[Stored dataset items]
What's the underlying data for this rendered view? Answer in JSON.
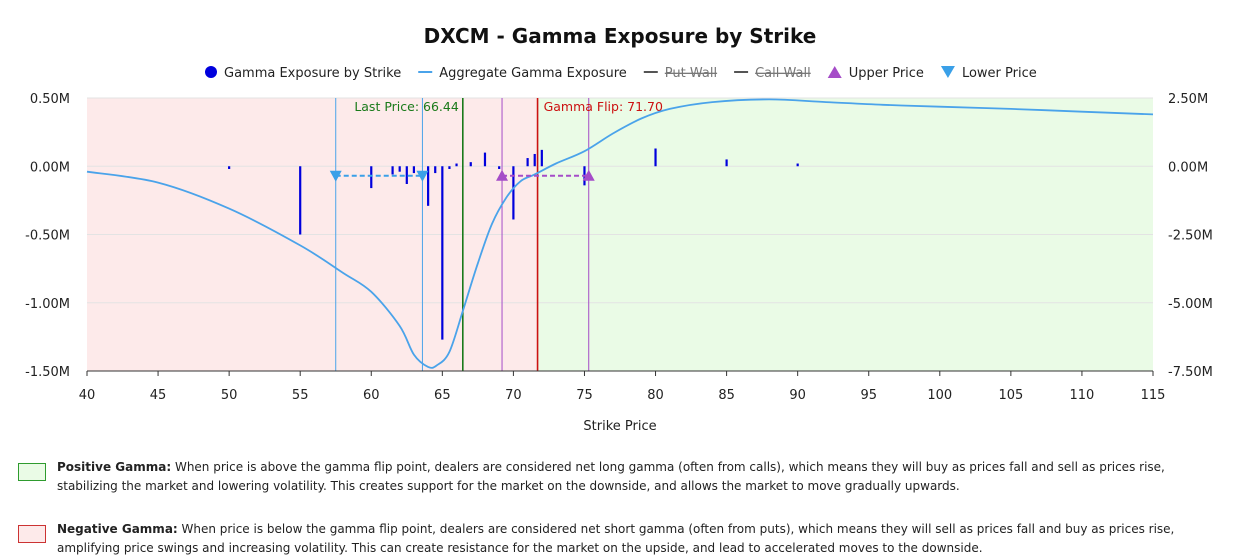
{
  "chart_data": {
    "type": "bar+line",
    "title": "DXCM - Gamma Exposure by Strike",
    "xlabel": "Strike Price",
    "xlim": [
      40,
      115
    ],
    "x_ticks": [
      40,
      45,
      50,
      55,
      60,
      65,
      70,
      75,
      80,
      85,
      90,
      95,
      100,
      105,
      110,
      115
    ],
    "left_axis": {
      "ylim": [
        -1.5,
        0.5
      ],
      "ticks": [
        0.5,
        0.0,
        -0.5,
        -1.0,
        -1.5
      ],
      "tick_labels": [
        "0.50M",
        "0.00M",
        "-0.50M",
        "-1.00M",
        "-1.50M"
      ]
    },
    "right_axis": {
      "ylim": [
        -7.5,
        2.5
      ],
      "ticks": [
        2.5,
        0.0,
        -2.5,
        -5.0,
        -7.5
      ],
      "tick_labels": [
        "2.50M",
        "0.00M",
        "-2.50M",
        "-5.00M",
        "-7.50M"
      ]
    },
    "legend": [
      {
        "label": "Gamma Exposure by Strike",
        "marker": "dot",
        "color": "#0000dd",
        "hidden": false
      },
      {
        "label": "Aggregate Gamma Exposure",
        "marker": "line",
        "color": "#4aa3ea",
        "hidden": false
      },
      {
        "label": "Put Wall",
        "marker": "line",
        "color": "#555555",
        "hidden": true
      },
      {
        "label": "Call Wall",
        "marker": "line",
        "color": "#555555",
        "hidden": true
      },
      {
        "label": "Upper Price",
        "marker": "triangle-up",
        "color": "#a54cc8",
        "hidden": false
      },
      {
        "label": "Lower Price",
        "marker": "triangle-down",
        "color": "#3aa0e8",
        "hidden": false
      }
    ],
    "series": [
      {
        "name": "Gamma Exposure by Strike",
        "kind": "bar",
        "axis": "left",
        "color": "#0000dd",
        "x": [
          50,
          55,
          60,
          61.5,
          62,
          62.5,
          63,
          64,
          64.5,
          65,
          65.5,
          66,
          67,
          68,
          69,
          70,
          71,
          71.5,
          72,
          75,
          80,
          85,
          90
        ],
        "values": [
          -0.02,
          -0.5,
          -0.16,
          -0.06,
          -0.04,
          -0.13,
          -0.05,
          -0.29,
          -0.05,
          -1.27,
          -0.02,
          0.02,
          0.03,
          0.1,
          -0.02,
          -0.39,
          0.06,
          0.09,
          0.12,
          -0.14,
          0.13,
          0.05,
          0.02
        ]
      },
      {
        "name": "Aggregate Gamma Exposure",
        "kind": "line",
        "axis": "right",
        "color": "#4aa3ea",
        "x": [
          40,
          45,
          50,
          55,
          58,
          60,
          62,
          63,
          64,
          64.6,
          65.5,
          66.5,
          67.5,
          68.5,
          69.5,
          70.5,
          71.5,
          73,
          75,
          77,
          79,
          81,
          84,
          88,
          92,
          96,
          100,
          105,
          110,
          115
        ],
        "values": [
          -0.2,
          -0.6,
          -1.55,
          -2.9,
          -3.9,
          -4.6,
          -5.85,
          -6.9,
          -7.35,
          -7.3,
          -6.8,
          -5.2,
          -3.55,
          -2.1,
          -1.15,
          -0.55,
          -0.3,
          0.1,
          0.55,
          1.2,
          1.75,
          2.1,
          2.35,
          2.45,
          2.35,
          2.25,
          2.18,
          2.1,
          2.0,
          1.9
        ]
      }
    ],
    "regions": [
      {
        "name": "Negative Gamma",
        "from": 40,
        "to": 71.7,
        "fill": "#fdeaea"
      },
      {
        "name": "Positive Gamma",
        "from": 71.7,
        "to": 115,
        "fill": "#eafbe6"
      }
    ],
    "vlines": [
      {
        "name": "lower-range-line",
        "x": 57.5,
        "color": "#4aa3ea"
      },
      {
        "name": "lower-price-line",
        "x": 63.6,
        "color": "#4aa3ea"
      },
      {
        "name": "last-price-line",
        "x": 66.44,
        "color": "#1a7a1a",
        "label": "Last Price: 66.44"
      },
      {
        "name": "upper-range-line",
        "x": 69.2,
        "color": "#a54cc8"
      },
      {
        "name": "gamma-flip-line",
        "x": 71.7,
        "color": "#cc1111",
        "label": "Gamma Flip: 71.70"
      },
      {
        "name": "upper-price-line",
        "x": 75.3,
        "color": "#a54cc8"
      }
    ],
    "range_markers": [
      {
        "name": "lower-price-range",
        "from": 57.5,
        "to": 63.6,
        "y": -0.07,
        "marker": "triangle-down",
        "color": "#3aa0e8"
      },
      {
        "name": "upper-price-range",
        "from": 69.2,
        "to": 75.3,
        "y": -0.07,
        "marker": "triangle-up",
        "color": "#a54cc8"
      }
    ],
    "grid": true
  },
  "notes": {
    "positive": {
      "heading": "Positive Gamma:",
      "text": " When price is above the gamma flip point, dealers are considered net long gamma (often from calls), which means they will buy as prices fall and sell as prices rise, stabilizing the market and lowering volatility. This creates support for the market on the downside, and allows the market to move gradually upwards.",
      "color": "#2e9b2e",
      "fill": "#eafbe6"
    },
    "negative": {
      "heading": "Negative Gamma:",
      "text": " When price is below the gamma flip point, dealers are considered net short gamma (often from puts), which means they will sell as prices fall and buy as prices rise, amplifying price swings and increasing volatility. This can create resistance for the market on the upside, and lead to accelerated moves to the downside.",
      "color": "#cc3333",
      "fill": "#fdeaea"
    }
  }
}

- Problem statement
Restate the data above word for word. Do not include the images.

- Solution to this task
What's the underlying data for this rendered view? Answer in JSON.
{
  "chart_data": {
    "type": "bar+line",
    "title": "DXCM - Gamma Exposure by Strike",
    "xlabel": "Strike Price",
    "xlim": [
      40,
      115
    ],
    "x_ticks": [
      40,
      45,
      50,
      55,
      60,
      65,
      70,
      75,
      80,
      85,
      90,
      95,
      100,
      105,
      110,
      115
    ],
    "left_axis": {
      "ylim": [
        -1.5,
        0.5
      ],
      "ticks": [
        0.5,
        0.0,
        -0.5,
        -1.0,
        -1.5
      ],
      "tick_labels": [
        "0.50M",
        "0.00M",
        "-0.50M",
        "-1.00M",
        "-1.50M"
      ]
    },
    "right_axis": {
      "ylim": [
        -7.5,
        2.5
      ],
      "ticks": [
        2.5,
        0.0,
        -2.5,
        -5.0,
        -7.5
      ],
      "tick_labels": [
        "2.50M",
        "0.00M",
        "-2.50M",
        "-5.00M",
        "-7.50M"
      ]
    },
    "legend": [
      {
        "label": "Gamma Exposure by Strike",
        "marker": "dot",
        "color": "#0000dd",
        "hidden": false
      },
      {
        "label": "Aggregate Gamma Exposure",
        "marker": "line",
        "color": "#4aa3ea",
        "hidden": false
      },
      {
        "label": "Put Wall",
        "marker": "line",
        "color": "#555555",
        "hidden": true
      },
      {
        "label": "Call Wall",
        "marker": "line",
        "color": "#555555",
        "hidden": true
      },
      {
        "label": "Upper Price",
        "marker": "triangle-up",
        "color": "#a54cc8",
        "hidden": false
      },
      {
        "label": "Lower Price",
        "marker": "triangle-down",
        "color": "#3aa0e8",
        "hidden": false
      }
    ],
    "series": [
      {
        "name": "Gamma Exposure by Strike",
        "kind": "bar",
        "axis": "left",
        "color": "#0000dd",
        "x": [
          50,
          55,
          60,
          61.5,
          62,
          62.5,
          63,
          64,
          64.5,
          65,
          65.5,
          66,
          67,
          68,
          69,
          70,
          71,
          71.5,
          72,
          75,
          80,
          85,
          90
        ],
        "values": [
          -0.02,
          -0.5,
          -0.16,
          -0.06,
          -0.04,
          -0.13,
          -0.05,
          -0.29,
          -0.05,
          -1.27,
          -0.02,
          0.02,
          0.03,
          0.1,
          -0.02,
          -0.39,
          0.06,
          0.09,
          0.12,
          -0.14,
          0.13,
          0.05,
          0.02
        ]
      },
      {
        "name": "Aggregate Gamma Exposure",
        "kind": "line",
        "axis": "right",
        "color": "#4aa3ea",
        "x": [
          40,
          45,
          50,
          55,
          58,
          60,
          62,
          63,
          64,
          64.6,
          65.5,
          66.5,
          67.5,
          68.5,
          69.5,
          70.5,
          71.5,
          73,
          75,
          77,
          79,
          81,
          84,
          88,
          92,
          96,
          100,
          105,
          110,
          115
        ],
        "values": [
          -0.2,
          -0.6,
          -1.55,
          -2.9,
          -3.9,
          -4.6,
          -5.85,
          -6.9,
          -7.35,
          -7.3,
          -6.8,
          -5.2,
          -3.55,
          -2.1,
          -1.15,
          -0.55,
          -0.3,
          0.1,
          0.55,
          1.2,
          1.75,
          2.1,
          2.35,
          2.45,
          2.35,
          2.25,
          2.18,
          2.1,
          2.0,
          1.9
        ]
      }
    ],
    "regions": [
      {
        "name": "Negative Gamma",
        "from": 40,
        "to": 71.7,
        "fill": "#fdeaea"
      },
      {
        "name": "Positive Gamma",
        "from": 71.7,
        "to": 115,
        "fill": "#eafbe6"
      }
    ],
    "vlines": [
      {
        "name": "lower-range-line",
        "x": 57.5,
        "color": "#4aa3ea"
      },
      {
        "name": "lower-price-line",
        "x": 63.6,
        "color": "#4aa3ea"
      },
      {
        "name": "last-price-line",
        "x": 66.44,
        "color": "#1a7a1a",
        "label": "Last Price: 66.44"
      },
      {
        "name": "upper-range-line",
        "x": 69.2,
        "color": "#a54cc8"
      },
      {
        "name": "gamma-flip-line",
        "x": 71.7,
        "color": "#cc1111",
        "label": "Gamma Flip: 71.70"
      },
      {
        "name": "upper-price-line",
        "x": 75.3,
        "color": "#a54cc8"
      }
    ],
    "range_markers": [
      {
        "name": "lower-price-range",
        "from": 57.5,
        "to": 63.6,
        "y": -0.07,
        "marker": "triangle-down",
        "color": "#3aa0e8"
      },
      {
        "name": "upper-price-range",
        "from": 69.2,
        "to": 75.3,
        "y": -0.07,
        "marker": "triangle-up",
        "color": "#a54cc8"
      }
    ],
    "grid": true
  },
  "notes": {
    "positive": {
      "heading": "Positive Gamma:",
      "text": " When price is above the gamma flip point, dealers are considered net long gamma (often from calls), which means they will buy as prices fall and sell as prices rise, stabilizing the market and lowering volatility. This creates support for the market on the downside, and allows the market to move gradually upwards.",
      "color": "#2e9b2e",
      "fill": "#eafbe6"
    },
    "negative": {
      "heading": "Negative Gamma:",
      "text": " When price is below the gamma flip point, dealers are considered net short gamma (often from puts), which means they will sell as prices fall and buy as prices rise, amplifying price swings and increasing volatility. This can create resistance for the market on the upside, and lead to accelerated moves to the downside.",
      "color": "#cc3333",
      "fill": "#fdeaea"
    }
  }
}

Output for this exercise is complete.